:: PROBLEM TO WORK ON ::
Repeat the entire listing exactly as written.

:: SUPPLIED MATERIAL ::
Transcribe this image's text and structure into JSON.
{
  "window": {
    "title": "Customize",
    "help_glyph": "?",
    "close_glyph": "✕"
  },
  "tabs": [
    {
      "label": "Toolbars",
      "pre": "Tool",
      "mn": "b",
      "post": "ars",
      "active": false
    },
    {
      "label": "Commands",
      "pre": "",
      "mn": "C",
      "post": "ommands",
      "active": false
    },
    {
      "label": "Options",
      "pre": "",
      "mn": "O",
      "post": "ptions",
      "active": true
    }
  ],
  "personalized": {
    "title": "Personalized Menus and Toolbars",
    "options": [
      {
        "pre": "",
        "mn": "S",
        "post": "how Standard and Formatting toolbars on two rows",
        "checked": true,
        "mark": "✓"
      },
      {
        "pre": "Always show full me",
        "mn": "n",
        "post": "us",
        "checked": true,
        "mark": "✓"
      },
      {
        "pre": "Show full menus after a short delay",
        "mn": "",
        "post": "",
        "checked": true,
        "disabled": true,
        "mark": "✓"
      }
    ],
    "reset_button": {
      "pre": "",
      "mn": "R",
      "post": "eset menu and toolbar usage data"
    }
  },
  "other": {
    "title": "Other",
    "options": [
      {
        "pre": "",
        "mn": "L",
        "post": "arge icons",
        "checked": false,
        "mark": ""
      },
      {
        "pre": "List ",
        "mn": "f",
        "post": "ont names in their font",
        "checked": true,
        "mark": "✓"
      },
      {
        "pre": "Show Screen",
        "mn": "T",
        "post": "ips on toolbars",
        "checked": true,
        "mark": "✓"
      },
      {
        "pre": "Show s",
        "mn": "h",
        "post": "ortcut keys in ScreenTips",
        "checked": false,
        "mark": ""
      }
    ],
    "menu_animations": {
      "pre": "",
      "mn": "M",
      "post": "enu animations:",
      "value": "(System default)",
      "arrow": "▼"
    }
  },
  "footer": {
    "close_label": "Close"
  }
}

:: EXERCISE OUTPUT ::
Transcribe this image's text and structure into JSON.
{
  "window": {
    "title": "Customize",
    "help_glyph": "?",
    "close_glyph": "✕"
  },
  "tabs": [
    {
      "label": "Toolbars",
      "pre": "Tool",
      "mn": "b",
      "post": "ars",
      "active": false
    },
    {
      "label": "Commands",
      "pre": "",
      "mn": "C",
      "post": "ommands",
      "active": false
    },
    {
      "label": "Options",
      "pre": "",
      "mn": "O",
      "post": "ptions",
      "active": true
    }
  ],
  "personalized": {
    "title": "Personalized Menus and Toolbars",
    "options": [
      {
        "pre": "",
        "mn": "S",
        "post": "how Standard and Formatting toolbars on two rows",
        "checked": true,
        "mark": "✓"
      },
      {
        "pre": "Always show full me",
        "mn": "n",
        "post": "us",
        "checked": true,
        "mark": "✓"
      },
      {
        "pre": "Show full menus after a short delay",
        "mn": "",
        "post": "",
        "checked": true,
        "disabled": true,
        "mark": "✓"
      }
    ],
    "reset_button": {
      "pre": "",
      "mn": "R",
      "post": "eset menu and toolbar usage data"
    }
  },
  "other": {
    "title": "Other",
    "options": [
      {
        "pre": "",
        "mn": "L",
        "post": "arge icons",
        "checked": false,
        "mark": ""
      },
      {
        "pre": "List ",
        "mn": "f",
        "post": "ont names in their font",
        "checked": true,
        "mark": "✓"
      },
      {
        "pre": "Show Screen",
        "mn": "T",
        "post": "ips on toolbars",
        "checked": true,
        "mark": "✓"
      },
      {
        "pre": "Show s",
        "mn": "h",
        "post": "ortcut keys in ScreenTips",
        "checked": false,
        "mark": ""
      }
    ],
    "menu_animations": {
      "pre": "",
      "mn": "M",
      "post": "enu animations:",
      "value": "(System default)",
      "arrow": "▼"
    }
  },
  "footer": {
    "close_label": "Close"
  }
}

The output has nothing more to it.